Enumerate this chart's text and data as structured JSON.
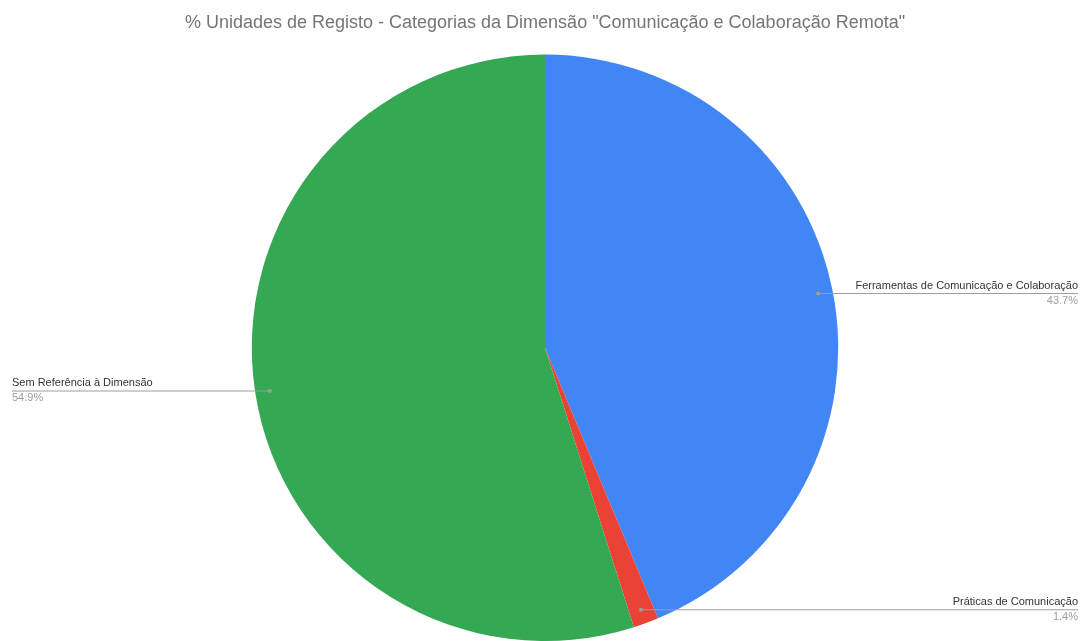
{
  "chart_data": {
    "type": "pie",
    "title": "% Unidades de Registo - Categorias da Dimensão \"Comunicação e Colaboração Remota\"",
    "categories": [
      "Ferramentas de Comunicação e Colaboração",
      "Práticas de Comunicação",
      "Sem Referência à Dimensão"
    ],
    "values": [
      43.7,
      1.4,
      54.9
    ],
    "colors": [
      "#4285f4",
      "#ea4335",
      "#34a853"
    ],
    "value_labels": [
      "43.7%",
      "1.4%",
      "54.9%"
    ]
  }
}
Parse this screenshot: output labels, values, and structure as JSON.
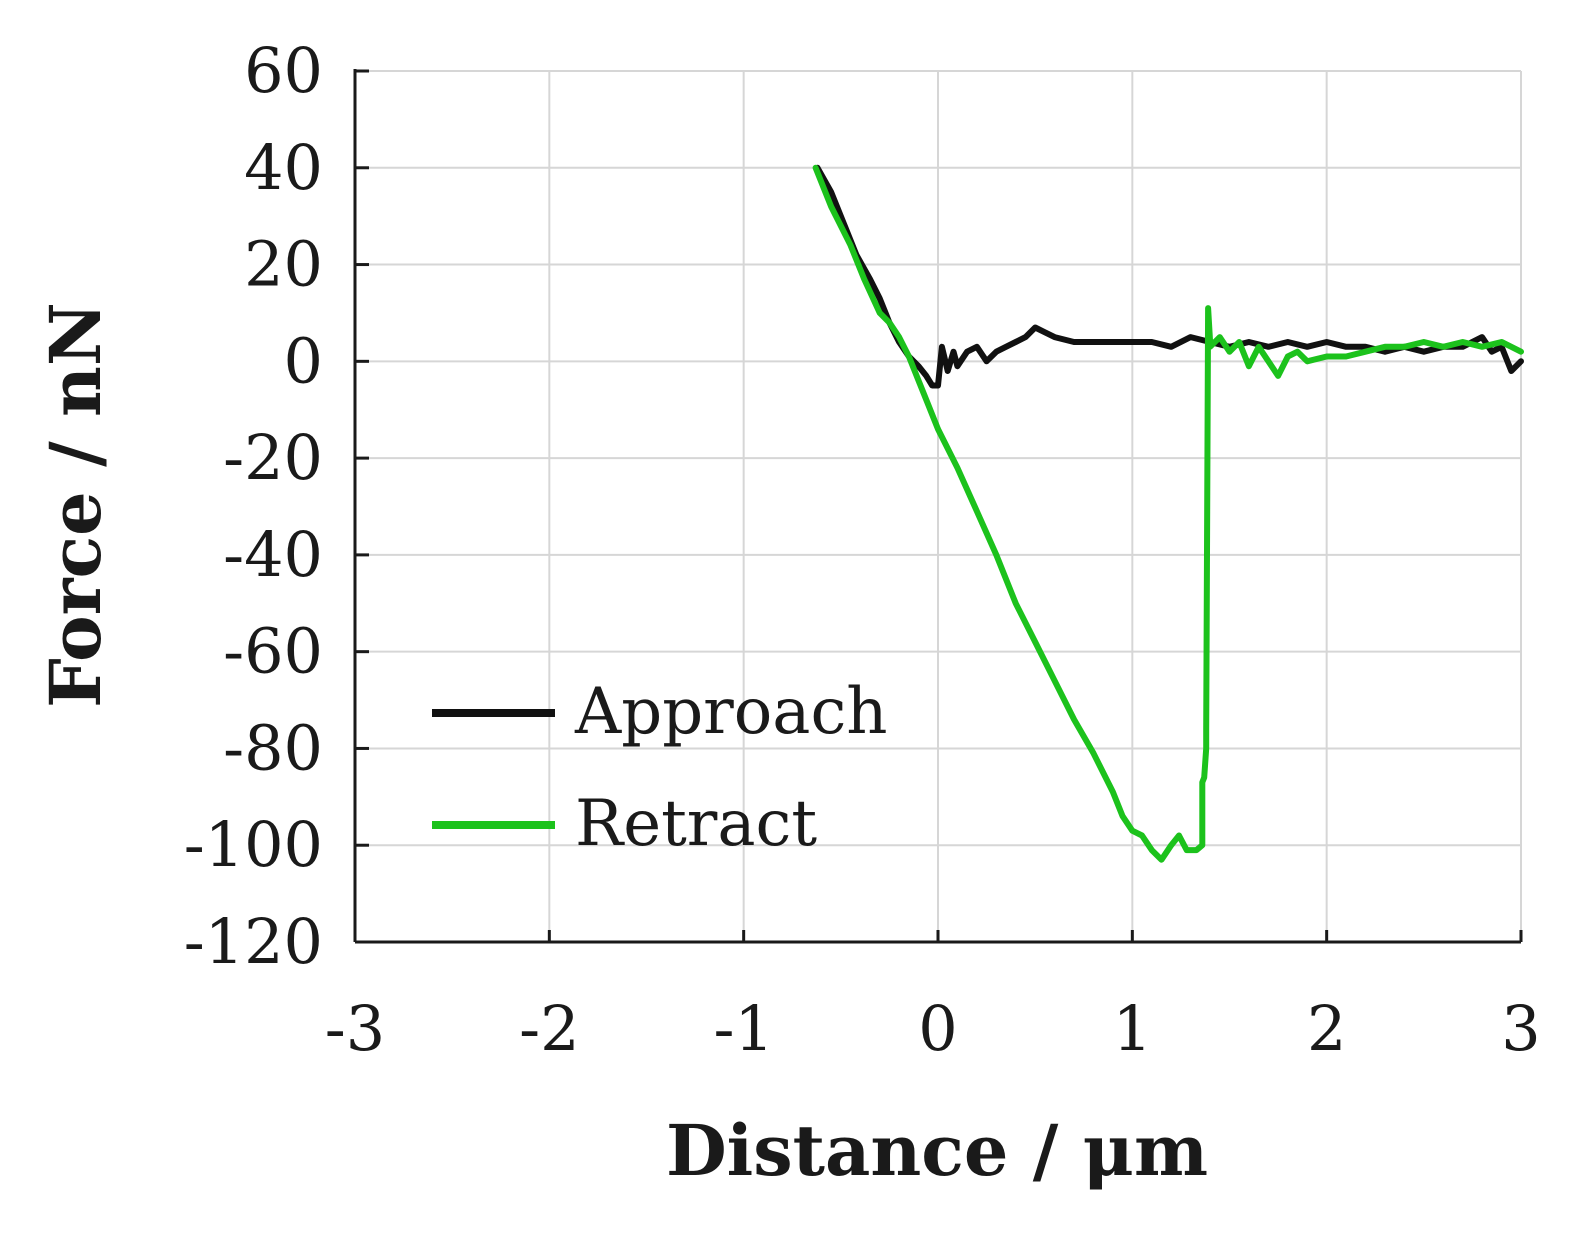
{
  "chart_data": {
    "type": "line",
    "title": "",
    "xlabel": "Distance / μm",
    "ylabel": "Force / nN",
    "xlim": [
      -3,
      3
    ],
    "ylim": [
      -120,
      60
    ],
    "xticks": [
      -3,
      -2,
      -1,
      0,
      1,
      2,
      3
    ],
    "yticks": [
      60,
      40,
      20,
      0,
      -20,
      -40,
      -60,
      -80,
      -100,
      -120
    ],
    "grid": true,
    "legend_position": "lower-left",
    "series": [
      {
        "name": "Approach",
        "color": "#111111",
        "x": [
          -0.62,
          -0.55,
          -0.48,
          -0.42,
          -0.35,
          -0.3,
          -0.25,
          -0.2,
          -0.15,
          -0.1,
          -0.06,
          -0.03,
          0.0,
          0.02,
          0.05,
          0.08,
          0.1,
          0.15,
          0.2,
          0.25,
          0.3,
          0.35,
          0.4,
          0.45,
          0.5,
          0.55,
          0.6,
          0.7,
          0.8,
          0.9,
          1.0,
          1.1,
          1.2,
          1.3,
          1.4,
          1.5,
          1.6,
          1.7,
          1.8,
          1.9,
          2.0,
          2.1,
          2.2,
          2.3,
          2.4,
          2.5,
          2.6,
          2.7,
          2.8,
          2.85,
          2.9,
          2.95,
          3.0
        ],
        "y": [
          40,
          35,
          28,
          22,
          17,
          13,
          8,
          4,
          1,
          -1,
          -3,
          -5,
          -5,
          3,
          -2,
          2,
          -1,
          2,
          3,
          0,
          2,
          3,
          4,
          5,
          7,
          6,
          5,
          4,
          4,
          4,
          4,
          4,
          3,
          5,
          4,
          3,
          4,
          3,
          4,
          3,
          4,
          3,
          3,
          2,
          3,
          2,
          3,
          3,
          5,
          2,
          3,
          -2,
          0
        ]
      },
      {
        "name": "Retract",
        "color": "#1cc21c",
        "x": [
          -0.63,
          -0.55,
          -0.45,
          -0.38,
          -0.3,
          -0.25,
          -0.2,
          -0.15,
          -0.1,
          -0.05,
          0.0,
          0.1,
          0.2,
          0.3,
          0.4,
          0.5,
          0.6,
          0.7,
          0.8,
          0.9,
          0.95,
          1.0,
          1.05,
          1.1,
          1.15,
          1.2,
          1.24,
          1.28,
          1.3,
          1.33,
          1.36,
          1.36,
          1.37,
          1.38,
          1.38,
          1.39,
          1.4,
          1.4,
          1.45,
          1.5,
          1.55,
          1.6,
          1.65,
          1.7,
          1.75,
          1.8,
          1.85,
          1.9,
          2.0,
          2.1,
          2.2,
          2.3,
          2.4,
          2.5,
          2.6,
          2.7,
          2.8,
          2.9,
          2.95,
          3.0
        ],
        "y": [
          40,
          32,
          24,
          17,
          10,
          8,
          5,
          1,
          -4,
          -9,
          -14,
          -22,
          -31,
          -40,
          -50,
          -58,
          -66,
          -74,
          -81,
          -89,
          -94,
          -97,
          -98,
          -101,
          -103,
          -100,
          -98,
          -101,
          -101,
          -101,
          -100,
          -87,
          -86,
          -80,
          -76,
          11,
          4,
          3,
          5,
          2,
          4,
          -1,
          3,
          0,
          -3,
          1,
          2,
          0,
          1,
          1,
          2,
          3,
          3,
          4,
          3,
          4,
          3,
          4,
          3,
          2
        ]
      }
    ]
  }
}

→ **What this task involves**: Omit every picture, then repeat the remaining data exactly as it appears above.

→ **Written response**:
Enumerate this chart's text and data as structured JSON.
{
  "chart_data": {
    "type": "pie",
    "title": "% Unidades de Registo - Categorias da Dimensão \"Comunicação e Colaboração Remota\"",
    "categories": [
      "Ferramentas de Comunicação e Colaboração",
      "Práticas de Comunicação",
      "Sem Referência à Dimensão"
    ],
    "values": [
      43.7,
      1.4,
      54.9
    ],
    "colors": [
      "#4285f4",
      "#ea4335",
      "#34a853"
    ],
    "value_labels": [
      "43.7%",
      "1.4%",
      "54.9%"
    ]
  }
}
Parse this screenshot: output labels, values, and structure as JSON.
{
  "chart_data": {
    "type": "line",
    "title": "",
    "xlabel": "Distance / μm",
    "ylabel": "Force / nN",
    "xlim": [
      -3,
      3
    ],
    "ylim": [
      -120,
      60
    ],
    "xticks": [
      -3,
      -2,
      -1,
      0,
      1,
      2,
      3
    ],
    "yticks": [
      60,
      40,
      20,
      0,
      -20,
      -40,
      -60,
      -80,
      -100,
      -120
    ],
    "grid": true,
    "legend_position": "lower-left",
    "series": [
      {
        "name": "Approach",
        "color": "#111111",
        "x": [
          -0.62,
          -0.55,
          -0.48,
          -0.42,
          -0.35,
          -0.3,
          -0.25,
          -0.2,
          -0.15,
          -0.1,
          -0.06,
          -0.03,
          0.0,
          0.02,
          0.05,
          0.08,
          0.1,
          0.15,
          0.2,
          0.25,
          0.3,
          0.35,
          0.4,
          0.45,
          0.5,
          0.55,
          0.6,
          0.7,
          0.8,
          0.9,
          1.0,
          1.1,
          1.2,
          1.3,
          1.4,
          1.5,
          1.6,
          1.7,
          1.8,
          1.9,
          2.0,
          2.1,
          2.2,
          2.3,
          2.4,
          2.5,
          2.6,
          2.7,
          2.8,
          2.85,
          2.9,
          2.95,
          3.0
        ],
        "y": [
          40,
          35,
          28,
          22,
          17,
          13,
          8,
          4,
          1,
          -1,
          -3,
          -5,
          -5,
          3,
          -2,
          2,
          -1,
          2,
          3,
          0,
          2,
          3,
          4,
          5,
          7,
          6,
          5,
          4,
          4,
          4,
          4,
          4,
          3,
          5,
          4,
          3,
          4,
          3,
          4,
          3,
          4,
          3,
          3,
          2,
          3,
          2,
          3,
          3,
          5,
          2,
          3,
          -2,
          0
        ]
      },
      {
        "name": "Retract",
        "color": "#1cc21c",
        "x": [
          -0.63,
          -0.55,
          -0.45,
          -0.38,
          -0.3,
          -0.25,
          -0.2,
          -0.15,
          -0.1,
          -0.05,
          0.0,
          0.1,
          0.2,
          0.3,
          0.4,
          0.5,
          0.6,
          0.7,
          0.8,
          0.9,
          0.95,
          1.0,
          1.05,
          1.1,
          1.15,
          1.2,
          1.24,
          1.28,
          1.3,
          1.33,
          1.36,
          1.36,
          1.37,
          1.38,
          1.38,
          1.39,
          1.4,
          1.4,
          1.45,
          1.5,
          1.55,
          1.6,
          1.65,
          1.7,
          1.75,
          1.8,
          1.85,
          1.9,
          2.0,
          2.1,
          2.2,
          2.3,
          2.4,
          2.5,
          2.6,
          2.7,
          2.8,
          2.9,
          2.95,
          3.0
        ],
        "y": [
          40,
          32,
          24,
          17,
          10,
          8,
          5,
          1,
          -4,
          -9,
          -14,
          -22,
          -31,
          -40,
          -50,
          -58,
          -66,
          -74,
          -81,
          -89,
          -94,
          -97,
          -98,
          -101,
          -103,
          -100,
          -98,
          -101,
          -101,
          -101,
          -100,
          -87,
          -86,
          -80,
          -76,
          11,
          4,
          3,
          5,
          2,
          4,
          -1,
          3,
          0,
          -3,
          1,
          2,
          0,
          1,
          1,
          2,
          3,
          3,
          4,
          3,
          4,
          3,
          4,
          3,
          2
        ]
      }
    ]
  }
}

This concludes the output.